Dataset records
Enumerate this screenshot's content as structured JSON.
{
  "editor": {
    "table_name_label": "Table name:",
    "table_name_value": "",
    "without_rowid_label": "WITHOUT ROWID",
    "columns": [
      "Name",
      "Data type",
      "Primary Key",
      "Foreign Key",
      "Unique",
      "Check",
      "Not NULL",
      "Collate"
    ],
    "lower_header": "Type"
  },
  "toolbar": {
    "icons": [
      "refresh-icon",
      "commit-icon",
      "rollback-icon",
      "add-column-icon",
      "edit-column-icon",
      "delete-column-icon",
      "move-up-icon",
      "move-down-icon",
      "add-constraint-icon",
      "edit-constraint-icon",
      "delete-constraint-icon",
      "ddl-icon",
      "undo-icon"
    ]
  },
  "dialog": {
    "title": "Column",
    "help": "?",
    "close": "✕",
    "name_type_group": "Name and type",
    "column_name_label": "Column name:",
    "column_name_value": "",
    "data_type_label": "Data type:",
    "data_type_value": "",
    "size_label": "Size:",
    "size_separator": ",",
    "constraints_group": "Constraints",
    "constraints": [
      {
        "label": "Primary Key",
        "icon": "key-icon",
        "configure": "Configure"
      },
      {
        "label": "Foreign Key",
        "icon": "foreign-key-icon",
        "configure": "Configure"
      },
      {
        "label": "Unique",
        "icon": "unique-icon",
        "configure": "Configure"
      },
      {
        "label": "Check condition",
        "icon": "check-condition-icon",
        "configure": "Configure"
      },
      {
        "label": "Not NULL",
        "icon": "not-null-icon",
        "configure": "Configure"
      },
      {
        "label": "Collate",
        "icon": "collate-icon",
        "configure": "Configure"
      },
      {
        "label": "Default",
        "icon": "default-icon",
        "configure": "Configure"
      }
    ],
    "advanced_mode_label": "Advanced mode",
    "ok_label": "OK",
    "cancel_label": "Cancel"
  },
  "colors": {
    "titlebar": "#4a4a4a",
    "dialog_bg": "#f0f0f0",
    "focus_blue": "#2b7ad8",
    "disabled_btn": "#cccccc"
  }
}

_Task_
Return what is listed above, exactly and completely.

_Exercise solution_
Enumerate this screenshot's content as structured JSON.
{
  "editor": {
    "table_name_label": "Table name:",
    "table_name_value": "",
    "without_rowid_label": "WITHOUT ROWID",
    "columns": [
      "Name",
      "Data type",
      "Primary Key",
      "Foreign Key",
      "Unique",
      "Check",
      "Not NULL",
      "Collate"
    ],
    "lower_header": "Type"
  },
  "toolbar": {
    "icons": [
      "refresh-icon",
      "commit-icon",
      "rollback-icon",
      "add-column-icon",
      "edit-column-icon",
      "delete-column-icon",
      "move-up-icon",
      "move-down-icon",
      "add-constraint-icon",
      "edit-constraint-icon",
      "delete-constraint-icon",
      "ddl-icon",
      "undo-icon"
    ]
  },
  "dialog": {
    "title": "Column",
    "help": "?",
    "close": "✕",
    "name_type_group": "Name and type",
    "column_name_label": "Column name:",
    "column_name_value": "",
    "data_type_label": "Data type:",
    "data_type_value": "",
    "size_label": "Size:",
    "size_separator": ",",
    "constraints_group": "Constraints",
    "constraints": [
      {
        "label": "Primary Key",
        "icon": "key-icon",
        "configure": "Configure"
      },
      {
        "label": "Foreign Key",
        "icon": "foreign-key-icon",
        "configure": "Configure"
      },
      {
        "label": "Unique",
        "icon": "unique-icon",
        "configure": "Configure"
      },
      {
        "label": "Check condition",
        "icon": "check-condition-icon",
        "configure": "Configure"
      },
      {
        "label": "Not NULL",
        "icon": "not-null-icon",
        "configure": "Configure"
      },
      {
        "label": "Collate",
        "icon": "collate-icon",
        "configure": "Configure"
      },
      {
        "label": "Default",
        "icon": "default-icon",
        "configure": "Configure"
      }
    ],
    "advanced_mode_label": "Advanced mode",
    "ok_label": "OK",
    "cancel_label": "Cancel"
  },
  "colors": {
    "titlebar": "#4a4a4a",
    "dialog_bg": "#f0f0f0",
    "focus_blue": "#2b7ad8",
    "disabled_btn": "#cccccc"
  }
}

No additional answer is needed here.